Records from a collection

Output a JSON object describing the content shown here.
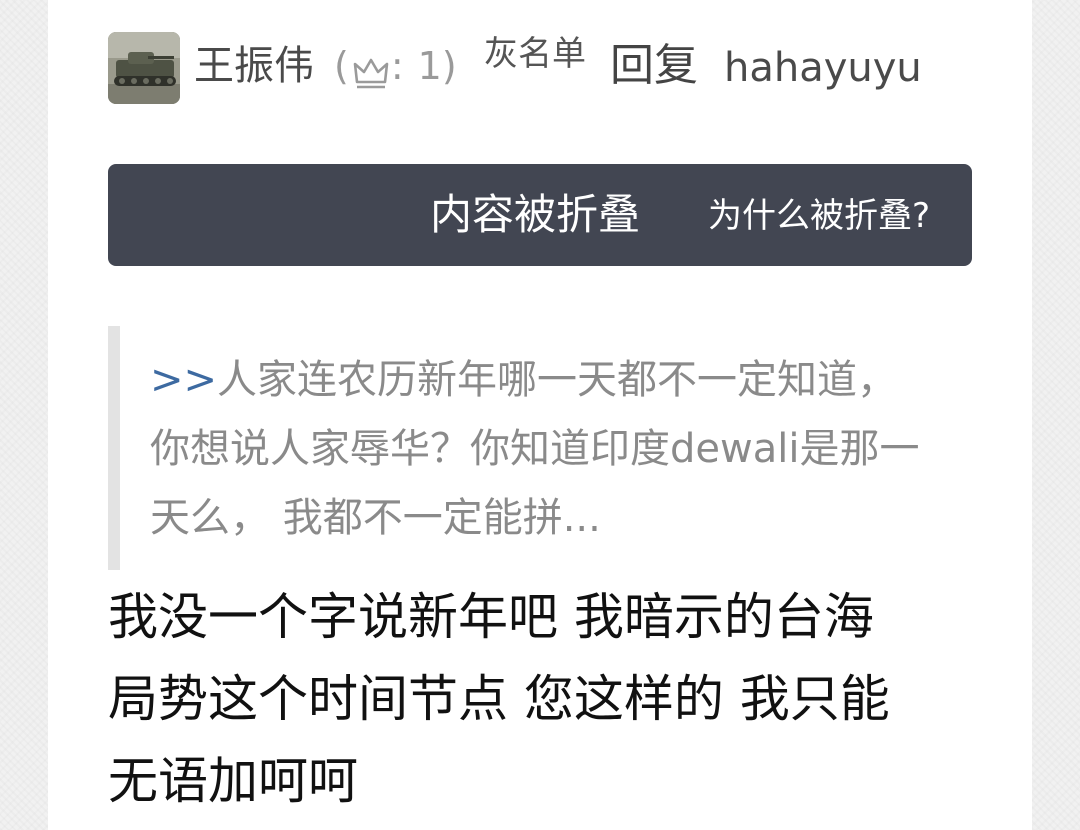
{
  "header": {
    "username": "王振伟",
    "level_prefix": "(",
    "level_sep": ":",
    "level_value": "1)",
    "gray_list_label": "灰名单",
    "reply_word": "回复",
    "reply_target": "hahayuyu"
  },
  "folded": {
    "title": "内容被折叠",
    "why_link": "为什么被折叠?"
  },
  "quote": {
    "marker": ">>",
    "text": "人家连农历新年哪一天都不一定知道，你想说人家辱华？你知道印度dewali是那一天么， 我都不一定能拼..."
  },
  "body": {
    "lines": [
      "我没一个字说新年吧 我暗示的台海",
      "局势这个时间节点 您这样的 我只能",
      "无语加呵呵"
    ]
  },
  "icons": {
    "avatar": "tank-avatar",
    "level": "crown-icon"
  },
  "colors": {
    "banner_bg": "#424652",
    "quote_marker": "#3d6aa1",
    "quote_text": "#8a8a8a"
  }
}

> Exercise: Pictures stay out of the copy; please restate every record above exactly.

> Answer for this exercise:
Output a JSON object describing the content shown here.
{
  "header": {
    "username": "王振伟",
    "level_prefix": "(",
    "level_sep": ":",
    "level_value": "1)",
    "gray_list_label": "灰名单",
    "reply_word": "回复",
    "reply_target": "hahayuyu"
  },
  "folded": {
    "title": "内容被折叠",
    "why_link": "为什么被折叠?"
  },
  "quote": {
    "marker": ">>",
    "text": "人家连农历新年哪一天都不一定知道，你想说人家辱华？你知道印度dewali是那一天么， 我都不一定能拼..."
  },
  "body": {
    "lines": [
      "我没一个字说新年吧 我暗示的台海",
      "局势这个时间节点 您这样的 我只能",
      "无语加呵呵"
    ]
  },
  "icons": {
    "avatar": "tank-avatar",
    "level": "crown-icon"
  },
  "colors": {
    "banner_bg": "#424652",
    "quote_marker": "#3d6aa1",
    "quote_text": "#8a8a8a"
  }
}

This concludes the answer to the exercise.